== TASK DETAILS ==
Each line containing the word "value" should be found and copied.

== Stored records ==

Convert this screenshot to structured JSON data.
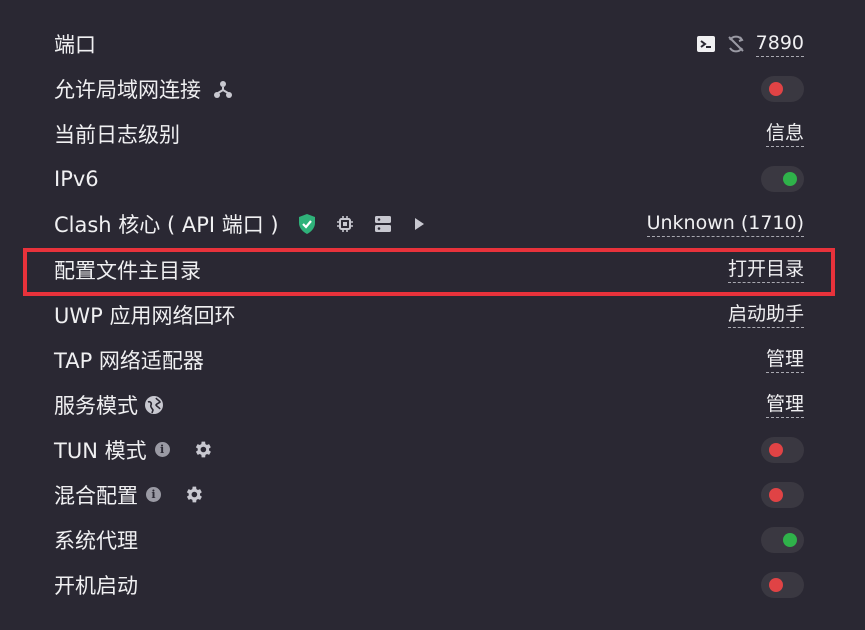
{
  "rows": {
    "port": {
      "label": "端口",
      "value": "7890",
      "icons": [
        "terminal-icon",
        "shuffle-icon"
      ]
    },
    "allow_lan": {
      "label": "允许局域网连接",
      "toggle": "off",
      "icons": [
        "network-icon"
      ]
    },
    "log_level": {
      "label": "当前日志级别",
      "value": "信息"
    },
    "ipv6": {
      "label": "IPv6",
      "toggle": "on"
    },
    "clash_core": {
      "label": "Clash 核心 ( API 端口 )",
      "value": "Unknown (1710)",
      "icons": [
        "shield-check-icon",
        "chip-icon",
        "server-icon",
        "play-icon"
      ]
    },
    "config_dir": {
      "label": "配置文件主目录",
      "value": "打开目录"
    },
    "uwp_loopback": {
      "label": "UWP 应用网络回环",
      "value": "启动助手"
    },
    "tap_adapter": {
      "label": "TAP 网络适配器",
      "value": "管理"
    },
    "service_mode": {
      "label": "服务模式",
      "value": "管理",
      "icons": [
        "globe-icon"
      ]
    },
    "tun_mode": {
      "label": "TUN 模式",
      "toggle": "off",
      "icons": [
        "info-icon",
        "gear-icon"
      ]
    },
    "mixin": {
      "label": "混合配置",
      "toggle": "off",
      "icons": [
        "info-icon",
        "gear-icon"
      ]
    },
    "system_proxy": {
      "label": "系统代理",
      "toggle": "on"
    },
    "auto_start": {
      "label": "开机启动",
      "toggle": "off"
    }
  },
  "colors": {
    "background": "#2a2833",
    "toggle_on": "#2fb24a",
    "toggle_off": "#e04345",
    "shield": "#2fb27a",
    "highlight": "#e8323b"
  }
}
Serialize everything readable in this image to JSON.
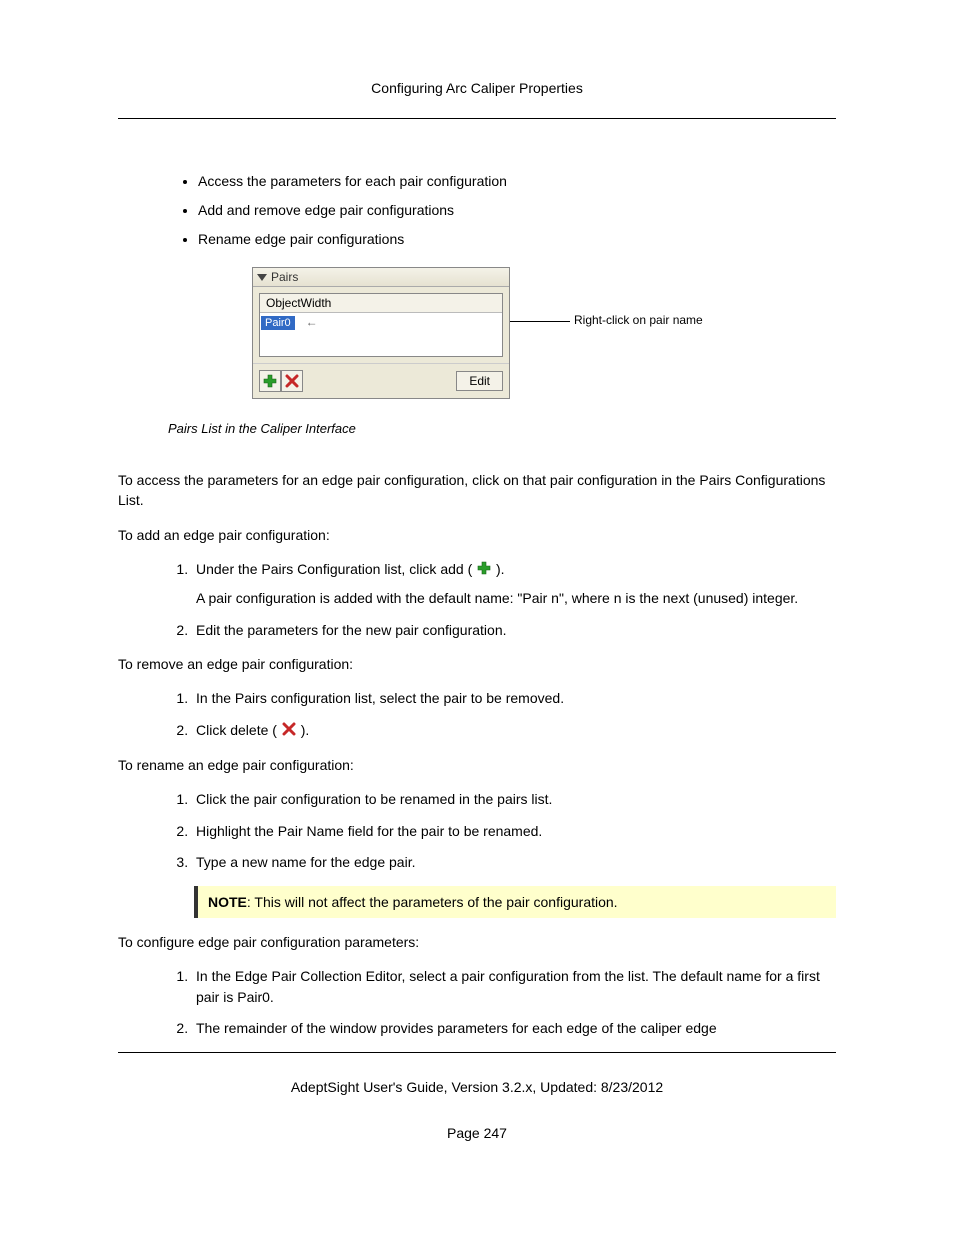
{
  "header": "Configuring Arc Caliper Properties",
  "bullets": [
    "Access the parameters for each pair configuration",
    "Add and remove edge pair configurations",
    "Rename edge pair configurations"
  ],
  "figure": {
    "panel_title": "Pairs",
    "col_header": "ObjectWidth",
    "selected_item": "Pair0",
    "edit_button": "Edit",
    "callout": "Right-click on pair name"
  },
  "caption": "Pairs List in the Caliper Interface",
  "p_access": "To access the parameters for an edge pair configuration, click on that pair configuration in the Pairs Configurations List.",
  "p_add_intro": "To add an edge pair configuration:",
  "add_steps": {
    "s1_before": "Under the Pairs Configuration list, click add (",
    "s1_after": ").",
    "s1_sub": "A pair configuration is added with the default name: \"Pair n\", where n is the next (unused) integer.",
    "s2": "Edit the parameters for the new pair configuration."
  },
  "p_remove_intro": "To remove an edge pair configuration:",
  "remove_steps": {
    "s1": "In the Pairs configuration list, select the pair to be removed.",
    "s2_before": "Click delete (",
    "s2_after": ")."
  },
  "p_rename_intro": "To rename an edge pair configuration:",
  "rename_steps": {
    "s1": "Click the pair configuration to be renamed in the pairs list.",
    "s2": "Highlight the Pair Name field for the pair to be renamed.",
    "s3": "Type a new name for the edge pair."
  },
  "note_label": "NOTE",
  "note_text": ": This will not affect the parameters of the pair configuration.",
  "p_configure_intro": "To configure edge pair configuration parameters:",
  "configure_steps": {
    "s1": "In the Edge Pair Collection Editor, select a pair configuration from the list. The default name for a first pair is Pair0.",
    "s2": "The remainder of the window provides parameters for each edge of the caliper edge"
  },
  "footer": "AdeptSight User's Guide,  Version 3.2.x,  Updated: 8/23/2012",
  "page_number": "Page 247"
}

== SOLUTION BELOW ==
      "value": "7890",
      "value": "信息"
      "value": "Unknown (1710)",
      "value": "打开目录"
      "value": "启动助手"
      "value": "管理"
      "value": "管理",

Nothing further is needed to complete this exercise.